------ RECORD EXTRACTS

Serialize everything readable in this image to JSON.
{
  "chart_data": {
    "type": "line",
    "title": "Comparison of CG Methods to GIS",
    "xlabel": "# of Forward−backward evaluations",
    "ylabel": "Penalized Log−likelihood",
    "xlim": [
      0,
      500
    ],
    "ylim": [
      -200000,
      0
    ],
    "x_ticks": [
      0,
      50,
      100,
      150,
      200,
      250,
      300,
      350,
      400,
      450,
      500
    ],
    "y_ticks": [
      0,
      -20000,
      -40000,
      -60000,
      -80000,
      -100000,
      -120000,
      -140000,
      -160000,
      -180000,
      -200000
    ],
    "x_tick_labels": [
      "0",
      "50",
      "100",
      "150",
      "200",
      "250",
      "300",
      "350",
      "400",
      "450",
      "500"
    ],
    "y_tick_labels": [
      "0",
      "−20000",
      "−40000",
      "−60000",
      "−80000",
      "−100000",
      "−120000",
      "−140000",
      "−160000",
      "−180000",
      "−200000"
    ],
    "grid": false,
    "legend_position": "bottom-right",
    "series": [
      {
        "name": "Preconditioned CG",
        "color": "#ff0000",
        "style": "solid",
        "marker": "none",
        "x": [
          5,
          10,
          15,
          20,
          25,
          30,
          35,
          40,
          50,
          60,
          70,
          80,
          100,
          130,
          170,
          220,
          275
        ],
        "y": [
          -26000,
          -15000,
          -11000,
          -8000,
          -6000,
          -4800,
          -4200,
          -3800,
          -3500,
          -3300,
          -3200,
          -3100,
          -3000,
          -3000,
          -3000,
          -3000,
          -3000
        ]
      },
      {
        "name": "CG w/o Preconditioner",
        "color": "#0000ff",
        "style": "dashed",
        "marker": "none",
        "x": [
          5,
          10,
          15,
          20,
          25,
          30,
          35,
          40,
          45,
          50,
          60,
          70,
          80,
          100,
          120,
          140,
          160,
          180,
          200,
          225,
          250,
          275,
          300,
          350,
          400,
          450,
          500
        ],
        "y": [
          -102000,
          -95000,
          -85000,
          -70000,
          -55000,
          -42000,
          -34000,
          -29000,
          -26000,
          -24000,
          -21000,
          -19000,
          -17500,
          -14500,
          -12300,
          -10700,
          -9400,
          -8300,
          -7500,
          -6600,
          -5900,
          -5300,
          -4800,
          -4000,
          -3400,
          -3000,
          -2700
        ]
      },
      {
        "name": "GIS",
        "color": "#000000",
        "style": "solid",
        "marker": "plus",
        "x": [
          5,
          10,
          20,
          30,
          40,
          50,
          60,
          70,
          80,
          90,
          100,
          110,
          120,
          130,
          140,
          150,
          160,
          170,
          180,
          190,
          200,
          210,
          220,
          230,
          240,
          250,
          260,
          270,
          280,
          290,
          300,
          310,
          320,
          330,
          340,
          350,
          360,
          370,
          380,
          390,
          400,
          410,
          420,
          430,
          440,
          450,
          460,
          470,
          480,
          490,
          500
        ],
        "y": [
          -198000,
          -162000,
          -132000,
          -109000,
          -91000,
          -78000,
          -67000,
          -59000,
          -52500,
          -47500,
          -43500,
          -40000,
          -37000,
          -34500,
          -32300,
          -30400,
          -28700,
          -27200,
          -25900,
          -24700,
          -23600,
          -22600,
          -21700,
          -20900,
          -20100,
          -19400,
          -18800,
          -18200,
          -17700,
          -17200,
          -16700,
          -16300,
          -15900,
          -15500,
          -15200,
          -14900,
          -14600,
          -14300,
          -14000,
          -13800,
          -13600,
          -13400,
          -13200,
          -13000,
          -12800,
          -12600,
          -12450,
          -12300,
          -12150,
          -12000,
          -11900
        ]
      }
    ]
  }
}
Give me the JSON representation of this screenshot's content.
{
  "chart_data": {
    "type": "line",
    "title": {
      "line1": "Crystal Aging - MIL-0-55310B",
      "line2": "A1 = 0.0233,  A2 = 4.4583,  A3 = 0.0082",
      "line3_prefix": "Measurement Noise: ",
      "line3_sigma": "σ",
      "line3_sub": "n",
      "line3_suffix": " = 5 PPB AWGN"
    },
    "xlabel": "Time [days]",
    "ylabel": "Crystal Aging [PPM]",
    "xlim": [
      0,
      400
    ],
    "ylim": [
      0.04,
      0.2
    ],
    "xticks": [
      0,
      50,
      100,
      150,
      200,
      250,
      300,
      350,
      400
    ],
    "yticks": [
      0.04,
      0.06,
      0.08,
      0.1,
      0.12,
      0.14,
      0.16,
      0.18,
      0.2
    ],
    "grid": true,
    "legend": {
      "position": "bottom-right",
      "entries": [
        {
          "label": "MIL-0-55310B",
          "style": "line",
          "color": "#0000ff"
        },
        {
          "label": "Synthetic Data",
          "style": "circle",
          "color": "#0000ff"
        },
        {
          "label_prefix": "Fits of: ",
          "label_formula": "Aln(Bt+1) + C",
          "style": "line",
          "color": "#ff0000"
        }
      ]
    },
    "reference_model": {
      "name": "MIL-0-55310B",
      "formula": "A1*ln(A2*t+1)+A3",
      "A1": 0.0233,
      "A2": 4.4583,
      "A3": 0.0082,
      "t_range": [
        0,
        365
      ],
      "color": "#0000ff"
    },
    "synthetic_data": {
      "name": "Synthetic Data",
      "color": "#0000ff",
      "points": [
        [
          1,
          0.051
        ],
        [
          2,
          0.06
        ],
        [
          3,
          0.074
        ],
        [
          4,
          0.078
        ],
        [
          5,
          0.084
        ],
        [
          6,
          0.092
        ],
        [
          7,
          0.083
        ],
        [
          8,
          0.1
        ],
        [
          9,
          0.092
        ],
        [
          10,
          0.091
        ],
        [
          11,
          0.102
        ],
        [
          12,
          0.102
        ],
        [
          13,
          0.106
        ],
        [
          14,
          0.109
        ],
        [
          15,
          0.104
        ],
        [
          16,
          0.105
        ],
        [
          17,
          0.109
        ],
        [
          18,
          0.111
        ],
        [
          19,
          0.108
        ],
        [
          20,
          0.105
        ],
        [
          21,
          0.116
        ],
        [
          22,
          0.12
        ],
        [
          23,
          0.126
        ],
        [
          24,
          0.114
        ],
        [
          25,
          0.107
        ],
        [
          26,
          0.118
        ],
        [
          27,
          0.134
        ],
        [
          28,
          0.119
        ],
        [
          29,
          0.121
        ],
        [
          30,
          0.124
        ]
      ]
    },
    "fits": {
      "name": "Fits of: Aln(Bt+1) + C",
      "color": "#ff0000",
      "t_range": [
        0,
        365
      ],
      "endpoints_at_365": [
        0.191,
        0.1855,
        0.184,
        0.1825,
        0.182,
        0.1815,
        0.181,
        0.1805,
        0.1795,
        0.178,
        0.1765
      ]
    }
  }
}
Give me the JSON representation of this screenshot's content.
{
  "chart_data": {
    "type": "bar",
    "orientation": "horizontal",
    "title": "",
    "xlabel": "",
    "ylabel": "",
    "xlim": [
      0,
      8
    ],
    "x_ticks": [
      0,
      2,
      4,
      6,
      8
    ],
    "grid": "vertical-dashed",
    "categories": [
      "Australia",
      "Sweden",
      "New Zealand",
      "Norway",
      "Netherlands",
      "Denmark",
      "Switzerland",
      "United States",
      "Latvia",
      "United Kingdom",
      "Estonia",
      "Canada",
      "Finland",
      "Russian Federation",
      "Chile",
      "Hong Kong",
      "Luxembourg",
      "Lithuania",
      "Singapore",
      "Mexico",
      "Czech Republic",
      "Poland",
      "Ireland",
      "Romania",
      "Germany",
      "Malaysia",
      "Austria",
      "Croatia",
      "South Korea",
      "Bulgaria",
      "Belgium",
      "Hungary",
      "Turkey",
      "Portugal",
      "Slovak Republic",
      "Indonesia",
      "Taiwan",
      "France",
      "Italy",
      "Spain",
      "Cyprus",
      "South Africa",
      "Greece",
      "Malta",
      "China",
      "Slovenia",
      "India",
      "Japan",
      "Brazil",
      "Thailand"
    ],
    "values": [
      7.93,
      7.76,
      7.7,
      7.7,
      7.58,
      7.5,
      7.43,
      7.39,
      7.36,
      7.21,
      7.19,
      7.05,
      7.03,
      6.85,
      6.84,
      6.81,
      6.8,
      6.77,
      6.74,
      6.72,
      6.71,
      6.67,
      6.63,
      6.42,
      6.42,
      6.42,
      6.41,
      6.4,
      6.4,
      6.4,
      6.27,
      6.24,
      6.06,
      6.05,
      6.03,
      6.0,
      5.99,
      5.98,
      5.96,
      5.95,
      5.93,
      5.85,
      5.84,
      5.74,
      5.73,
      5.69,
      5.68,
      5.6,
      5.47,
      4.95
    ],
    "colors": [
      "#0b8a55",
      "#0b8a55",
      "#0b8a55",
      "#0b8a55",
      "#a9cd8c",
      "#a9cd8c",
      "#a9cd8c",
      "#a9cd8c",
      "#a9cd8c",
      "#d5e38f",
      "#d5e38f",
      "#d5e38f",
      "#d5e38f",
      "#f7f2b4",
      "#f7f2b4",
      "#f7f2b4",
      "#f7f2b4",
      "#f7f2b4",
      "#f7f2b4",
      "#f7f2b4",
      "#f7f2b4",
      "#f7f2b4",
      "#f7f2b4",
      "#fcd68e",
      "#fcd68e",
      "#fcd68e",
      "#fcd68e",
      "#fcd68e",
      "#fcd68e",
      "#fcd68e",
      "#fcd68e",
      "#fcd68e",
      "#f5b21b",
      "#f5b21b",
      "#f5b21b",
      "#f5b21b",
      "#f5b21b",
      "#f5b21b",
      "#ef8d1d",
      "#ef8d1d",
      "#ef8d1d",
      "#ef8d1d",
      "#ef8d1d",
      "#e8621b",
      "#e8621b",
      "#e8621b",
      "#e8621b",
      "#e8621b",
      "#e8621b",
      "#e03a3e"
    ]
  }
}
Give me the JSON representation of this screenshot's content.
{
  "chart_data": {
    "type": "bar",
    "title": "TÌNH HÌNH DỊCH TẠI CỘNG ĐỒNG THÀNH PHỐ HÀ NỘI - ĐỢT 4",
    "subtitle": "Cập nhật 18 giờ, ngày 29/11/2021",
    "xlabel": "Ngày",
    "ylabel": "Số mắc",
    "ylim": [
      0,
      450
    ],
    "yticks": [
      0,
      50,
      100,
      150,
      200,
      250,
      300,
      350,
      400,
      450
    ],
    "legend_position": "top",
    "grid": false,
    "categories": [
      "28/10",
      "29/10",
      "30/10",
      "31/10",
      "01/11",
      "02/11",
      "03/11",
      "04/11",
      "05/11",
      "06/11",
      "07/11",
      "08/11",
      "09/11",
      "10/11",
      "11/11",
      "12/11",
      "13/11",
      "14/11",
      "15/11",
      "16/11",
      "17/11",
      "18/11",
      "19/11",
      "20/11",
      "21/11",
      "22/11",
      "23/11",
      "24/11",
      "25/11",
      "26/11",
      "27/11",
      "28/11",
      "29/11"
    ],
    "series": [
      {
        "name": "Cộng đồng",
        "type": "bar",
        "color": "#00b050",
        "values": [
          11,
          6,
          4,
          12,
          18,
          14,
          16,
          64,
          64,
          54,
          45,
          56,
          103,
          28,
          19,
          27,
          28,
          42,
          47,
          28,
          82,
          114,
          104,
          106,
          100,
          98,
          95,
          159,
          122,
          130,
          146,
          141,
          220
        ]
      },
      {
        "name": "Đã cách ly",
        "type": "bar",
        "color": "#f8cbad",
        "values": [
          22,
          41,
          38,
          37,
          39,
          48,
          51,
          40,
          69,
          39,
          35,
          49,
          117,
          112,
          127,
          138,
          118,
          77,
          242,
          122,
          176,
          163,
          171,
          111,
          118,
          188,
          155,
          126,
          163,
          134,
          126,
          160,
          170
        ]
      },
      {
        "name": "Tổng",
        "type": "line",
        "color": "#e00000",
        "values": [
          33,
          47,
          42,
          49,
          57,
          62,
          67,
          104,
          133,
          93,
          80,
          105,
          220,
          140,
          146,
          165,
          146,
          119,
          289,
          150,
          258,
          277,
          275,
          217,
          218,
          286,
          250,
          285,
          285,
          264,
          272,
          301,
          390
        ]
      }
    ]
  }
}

------------

Extract all lines from the material above that include the word "grid".

TASK OUTPUT.
    "grid": false,
    "grid": true,
    "grid": "vertical-dashed",
    "grid": false,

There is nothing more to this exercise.